Exercise instructions: Output every entry exactly as written.

(Source data)
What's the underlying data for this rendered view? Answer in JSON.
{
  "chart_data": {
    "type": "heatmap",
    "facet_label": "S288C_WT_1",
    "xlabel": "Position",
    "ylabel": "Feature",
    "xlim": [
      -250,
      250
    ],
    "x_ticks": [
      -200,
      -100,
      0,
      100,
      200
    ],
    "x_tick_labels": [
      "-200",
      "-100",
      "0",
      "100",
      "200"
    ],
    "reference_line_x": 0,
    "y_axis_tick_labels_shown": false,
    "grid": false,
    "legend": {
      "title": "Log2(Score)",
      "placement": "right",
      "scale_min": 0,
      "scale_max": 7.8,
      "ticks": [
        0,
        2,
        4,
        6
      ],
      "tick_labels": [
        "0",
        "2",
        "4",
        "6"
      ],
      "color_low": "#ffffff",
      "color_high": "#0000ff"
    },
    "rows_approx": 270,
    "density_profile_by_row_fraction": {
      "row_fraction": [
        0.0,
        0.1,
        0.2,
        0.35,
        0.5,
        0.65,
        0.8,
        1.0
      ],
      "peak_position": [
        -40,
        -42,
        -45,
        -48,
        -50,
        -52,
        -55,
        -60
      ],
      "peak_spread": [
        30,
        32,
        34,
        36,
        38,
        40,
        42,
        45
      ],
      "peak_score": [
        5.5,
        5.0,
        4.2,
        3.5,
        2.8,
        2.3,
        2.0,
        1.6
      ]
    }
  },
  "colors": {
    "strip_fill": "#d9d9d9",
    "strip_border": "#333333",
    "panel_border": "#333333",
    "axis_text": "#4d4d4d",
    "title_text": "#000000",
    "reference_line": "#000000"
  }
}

Output:
What's the underlying data for this rendered view? Answer in JSON.
{
  "chart_data": {
    "type": "heatmap",
    "facet_label": "S288C_WT_1",
    "xlabel": "Position",
    "ylabel": "Feature",
    "xlim": [
      -250,
      250
    ],
    "x_ticks": [
      -200,
      -100,
      0,
      100,
      200
    ],
    "x_tick_labels": [
      "-200",
      "-100",
      "0",
      "100",
      "200"
    ],
    "reference_line_x": 0,
    "y_axis_tick_labels_shown": false,
    "grid": false,
    "legend": {
      "title": "Log2(Score)",
      "placement": "right",
      "scale_min": 0,
      "scale_max": 7.8,
      "ticks": [
        0,
        2,
        4,
        6
      ],
      "tick_labels": [
        "0",
        "2",
        "4",
        "6"
      ],
      "color_low": "#ffffff",
      "color_high": "#0000ff"
    },
    "rows_approx": 270,
    "density_profile_by_row_fraction": {
      "row_fraction": [
        0.0,
        0.1,
        0.2,
        0.35,
        0.5,
        0.65,
        0.8,
        1.0
      ],
      "peak_position": [
        -40,
        -42,
        -45,
        -48,
        -50,
        -52,
        -55,
        -60
      ],
      "peak_spread": [
        30,
        32,
        34,
        36,
        38,
        40,
        42,
        45
      ],
      "peak_score": [
        5.5,
        5.0,
        4.2,
        3.5,
        2.8,
        2.3,
        2.0,
        1.6
      ]
    }
  },
  "colors": {
    "strip_fill": "#d9d9d9",
    "strip_border": "#333333",
    "panel_border": "#333333",
    "axis_text": "#4d4d4d",
    "title_text": "#000000",
    "reference_line": "#000000"
  }
}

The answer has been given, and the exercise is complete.